-- START RECORD LIST --

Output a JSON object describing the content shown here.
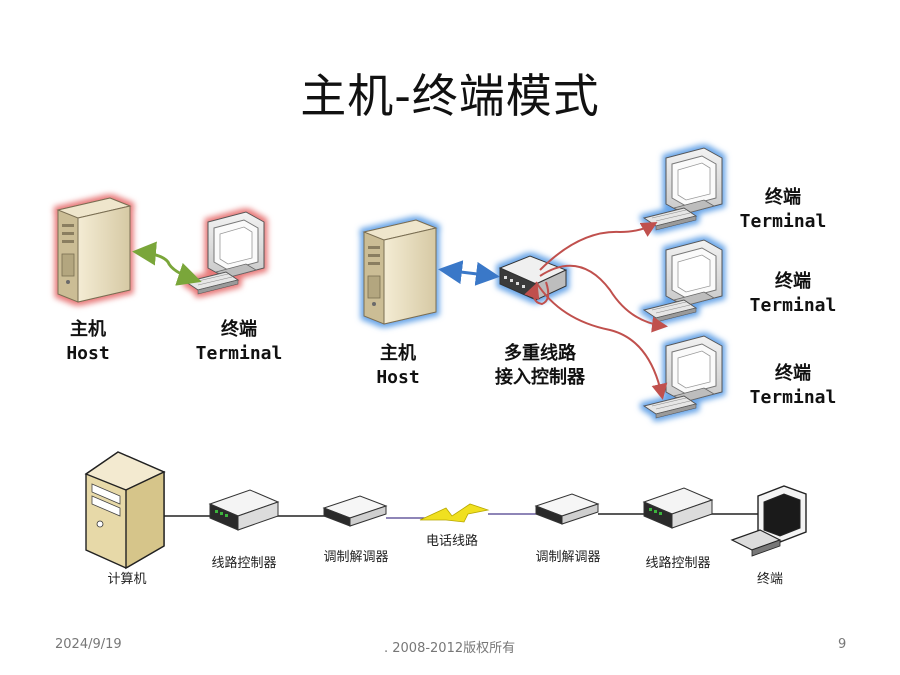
{
  "title": "主机-终端模式",
  "left_diagram": {
    "host_label_cn": "主机",
    "host_label_en": "Host",
    "terminal_label_cn": "终端",
    "terminal_label_en": "Terminal"
  },
  "right_diagram": {
    "host_label_cn": "主机",
    "host_label_en": "Host",
    "controller_label_line1": "多重线路",
    "controller_label_line2": "接入控制器",
    "terminals": [
      {
        "label_cn": "终端",
        "label_en": "Terminal"
      },
      {
        "label_cn": "终端",
        "label_en": "Terminal"
      },
      {
        "label_cn": "终端",
        "label_en": "Terminal"
      }
    ]
  },
  "bottom_diagram": {
    "computer_label": "计算机",
    "line_controller_left": "线路控制器",
    "modem_left": "调制解调器",
    "phone_line": "电话线路",
    "modem_right": "调制解调器",
    "line_controller_right": "线路控制器",
    "terminal_label": "终端"
  },
  "footer": {
    "date": "2024/9/19",
    "copyright": ". 2008-2012版权所有",
    "page_number": "9"
  },
  "colors": {
    "red_glow": "#e87a7a",
    "blue_glow": "#6aa6e8",
    "green_arrow": "#7aa63a",
    "blue_arrow": "#3a78c8",
    "red_arrow": "#c0504d",
    "lightning": "#f0e020"
  }
}
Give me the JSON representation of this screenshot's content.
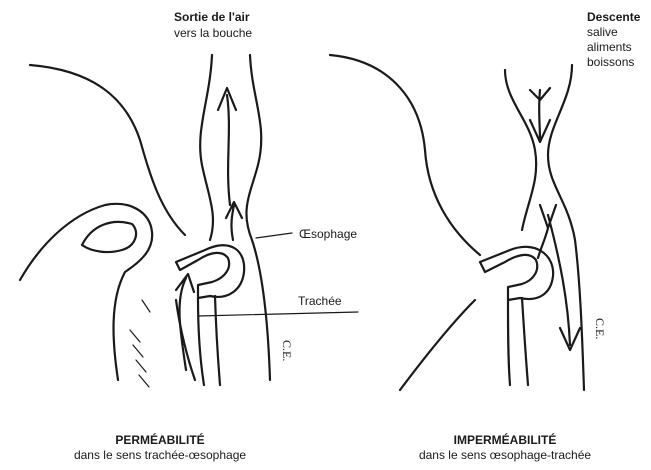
{
  "labels": {
    "left_top_title": "Sortie de l'air",
    "left_top_sub": "vers la bouche",
    "right_top_title": "Descente",
    "right_top_items": [
      "salive",
      "aliments",
      "boissons"
    ],
    "oesophagus": "Œsophage",
    "trachea": "Trachée"
  },
  "captions": {
    "left_title": "PERMÉABILITÉ",
    "left_sub": "dans le sens trachée-œsophage",
    "right_title": "IMPERMÉABILITÉ",
    "right_sub": "dans le sens œsophage-trachée"
  },
  "signature": "C.E.",
  "colors": {
    "ink": "#1a1a1a",
    "paper": "#ffffff"
  }
}
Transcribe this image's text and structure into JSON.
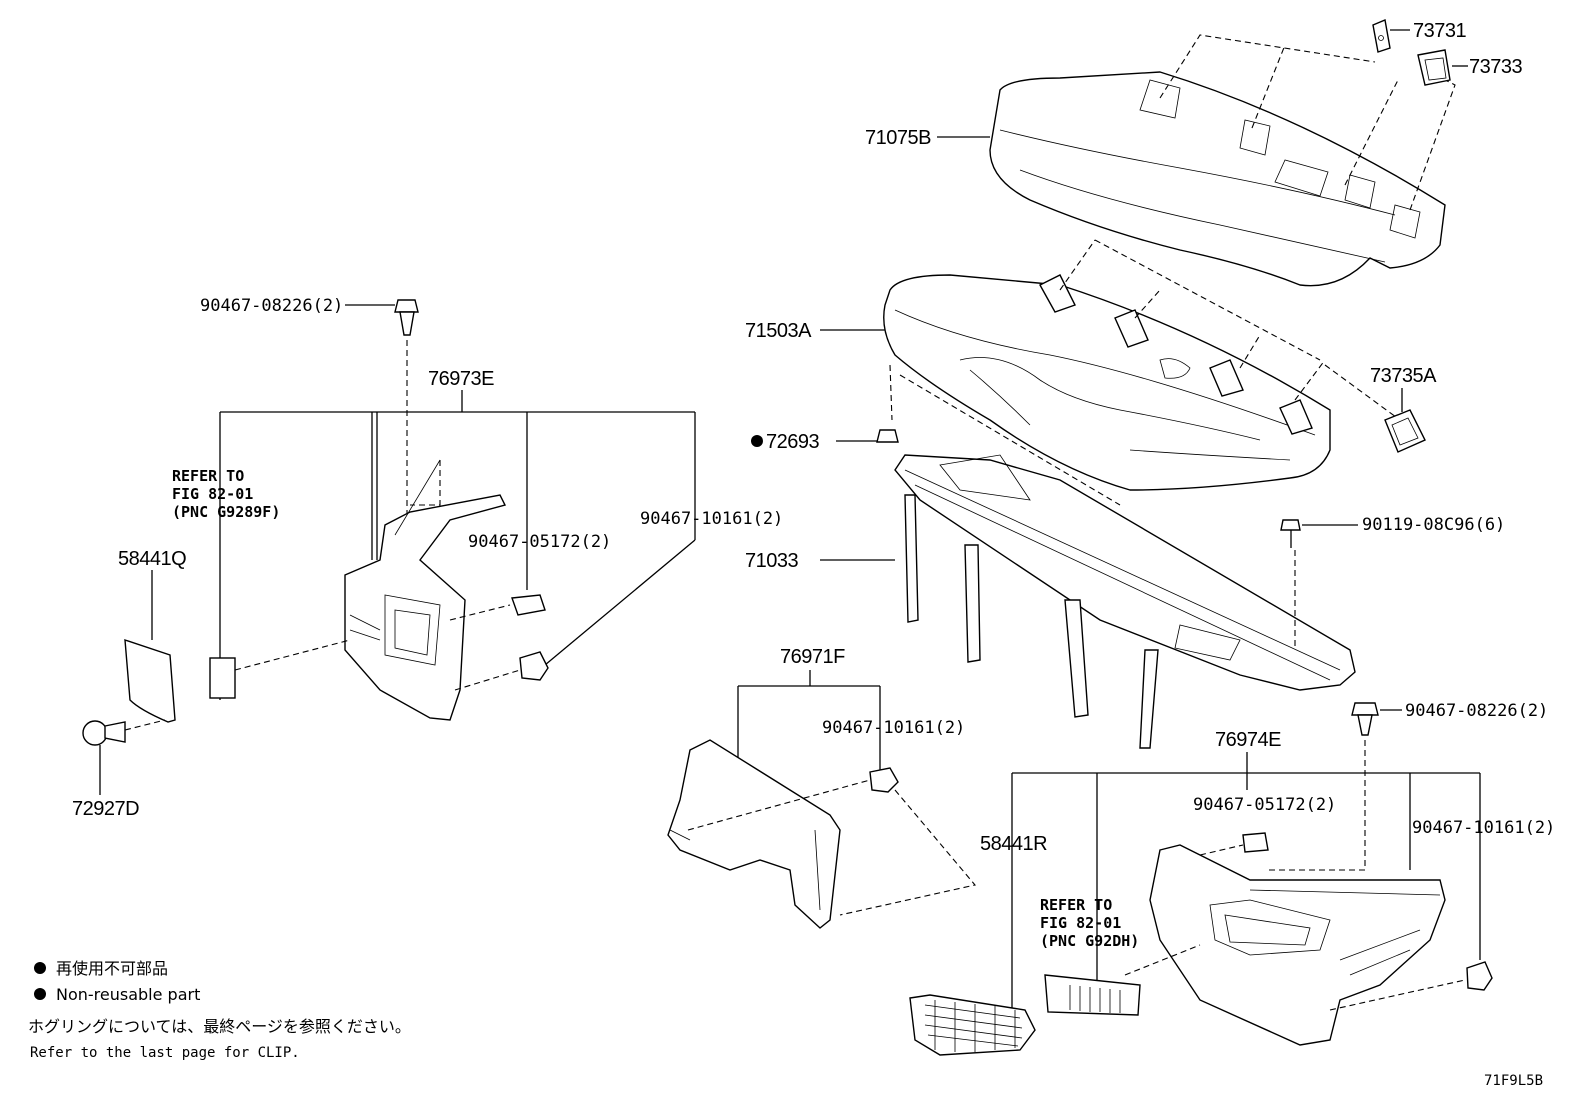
{
  "parts": {
    "p73731": "73731",
    "p73733": "73733",
    "p71075B": "71075B",
    "p71503A": "71503A",
    "p73735A": "73735A",
    "p72693": "72693",
    "p71033": "71033",
    "p90119": "90119-08C96(6)",
    "p90467_08226_left": "90467-08226(2)",
    "p76973E": "76973E",
    "p90467_05172_left": "90467-05172(2)",
    "p90467_10161_left": "90467-10161(2)",
    "p58441Q": "58441Q",
    "p72927D": "72927D",
    "p76971F": "76971F",
    "p90467_10161_mid": "90467-10161(2)",
    "p90467_08226_right": "90467-08226(2)",
    "p76974E": "76974E",
    "p90467_05172_right": "90467-05172(2)",
    "p58441R": "58441R",
    "p90467_10161_right": "90467-10161(2)"
  },
  "refer_left": {
    "line1": "REFER TO",
    "line2": "FIG 82-01",
    "line3": "(PNC G9289F)"
  },
  "refer_right": {
    "line1": "REFER TO",
    "line2": "FIG 82-01",
    "line3": "(PNC G92DH)"
  },
  "legend": {
    "jp": "再使用不可部品",
    "en": "Non-reusable part",
    "clip_jp": "ホグリングについては、最終ページを参照ください。",
    "clip_en": "Refer to the last page for CLIP."
  },
  "figure_code": "71F9L5B"
}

-- END RECORD LIST --

Select all lines with the word "dans" from the entries above.

    "left_sub": "dans le sens trachée-œsophage",
    "right_sub": "dans le sens œsophage-trachée"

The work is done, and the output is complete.